▶ Exercise instructions
Which lines below hold the word "title"? Copy all of them.

— Start Supplied material —

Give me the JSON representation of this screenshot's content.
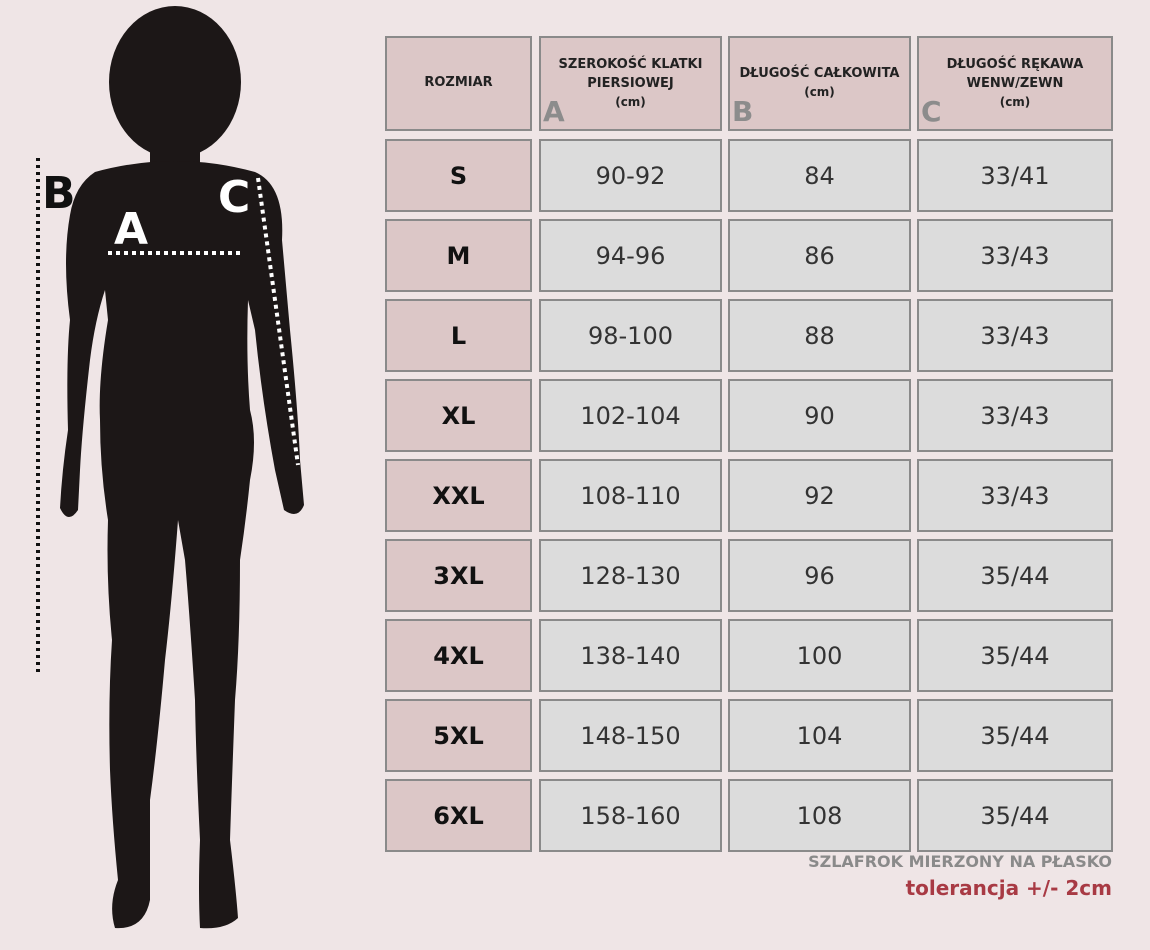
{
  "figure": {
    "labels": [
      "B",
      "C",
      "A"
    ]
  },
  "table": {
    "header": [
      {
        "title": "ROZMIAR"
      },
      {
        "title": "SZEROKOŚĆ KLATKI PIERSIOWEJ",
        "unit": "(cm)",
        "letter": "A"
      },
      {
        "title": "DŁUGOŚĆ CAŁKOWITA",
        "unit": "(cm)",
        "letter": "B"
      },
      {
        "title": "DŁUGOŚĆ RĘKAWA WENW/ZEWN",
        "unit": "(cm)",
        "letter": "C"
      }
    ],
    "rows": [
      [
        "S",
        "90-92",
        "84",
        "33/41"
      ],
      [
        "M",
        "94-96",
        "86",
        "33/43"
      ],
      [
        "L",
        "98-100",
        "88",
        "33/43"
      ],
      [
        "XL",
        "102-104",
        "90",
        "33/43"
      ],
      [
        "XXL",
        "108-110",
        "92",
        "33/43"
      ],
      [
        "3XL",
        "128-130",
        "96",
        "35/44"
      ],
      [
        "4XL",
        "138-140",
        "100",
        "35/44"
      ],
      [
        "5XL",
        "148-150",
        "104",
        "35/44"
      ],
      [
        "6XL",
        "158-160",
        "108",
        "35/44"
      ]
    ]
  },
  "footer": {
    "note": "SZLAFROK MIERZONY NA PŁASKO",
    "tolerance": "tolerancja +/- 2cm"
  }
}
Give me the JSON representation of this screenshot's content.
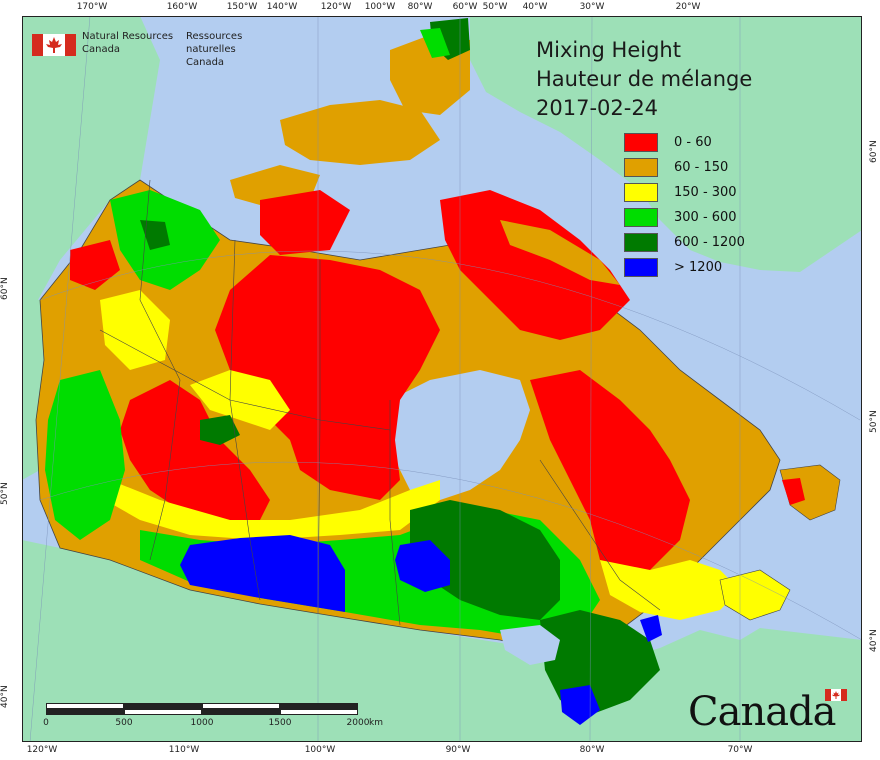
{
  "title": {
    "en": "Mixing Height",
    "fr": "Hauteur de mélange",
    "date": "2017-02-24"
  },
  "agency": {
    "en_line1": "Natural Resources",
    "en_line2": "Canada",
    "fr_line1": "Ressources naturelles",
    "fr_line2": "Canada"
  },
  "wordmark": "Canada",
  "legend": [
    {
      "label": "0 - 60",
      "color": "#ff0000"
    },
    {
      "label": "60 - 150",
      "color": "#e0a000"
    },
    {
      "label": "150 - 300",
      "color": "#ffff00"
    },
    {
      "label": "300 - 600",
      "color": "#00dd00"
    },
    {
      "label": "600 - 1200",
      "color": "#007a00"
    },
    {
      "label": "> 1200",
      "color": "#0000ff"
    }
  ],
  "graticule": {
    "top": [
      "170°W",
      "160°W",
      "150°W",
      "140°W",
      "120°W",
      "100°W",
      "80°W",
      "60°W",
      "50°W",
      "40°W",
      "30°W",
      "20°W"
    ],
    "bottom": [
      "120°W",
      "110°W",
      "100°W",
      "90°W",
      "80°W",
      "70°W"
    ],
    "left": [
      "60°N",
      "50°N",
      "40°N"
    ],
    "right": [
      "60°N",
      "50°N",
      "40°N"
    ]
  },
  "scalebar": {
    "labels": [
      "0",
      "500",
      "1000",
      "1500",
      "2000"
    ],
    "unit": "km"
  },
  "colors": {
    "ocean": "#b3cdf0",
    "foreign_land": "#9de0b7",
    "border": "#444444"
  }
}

— End Supplied material —

▶ Answer for the task
        "title": "ROZMIAR"
        "title": "SZEROKOŚĆ KLATKI PIERSIOWEJ",
        "title": "DŁUGOŚĆ CAŁKOWITA",
        "title": "DŁUGOŚĆ RĘKAWA WENW/ZEWN",
  "title": {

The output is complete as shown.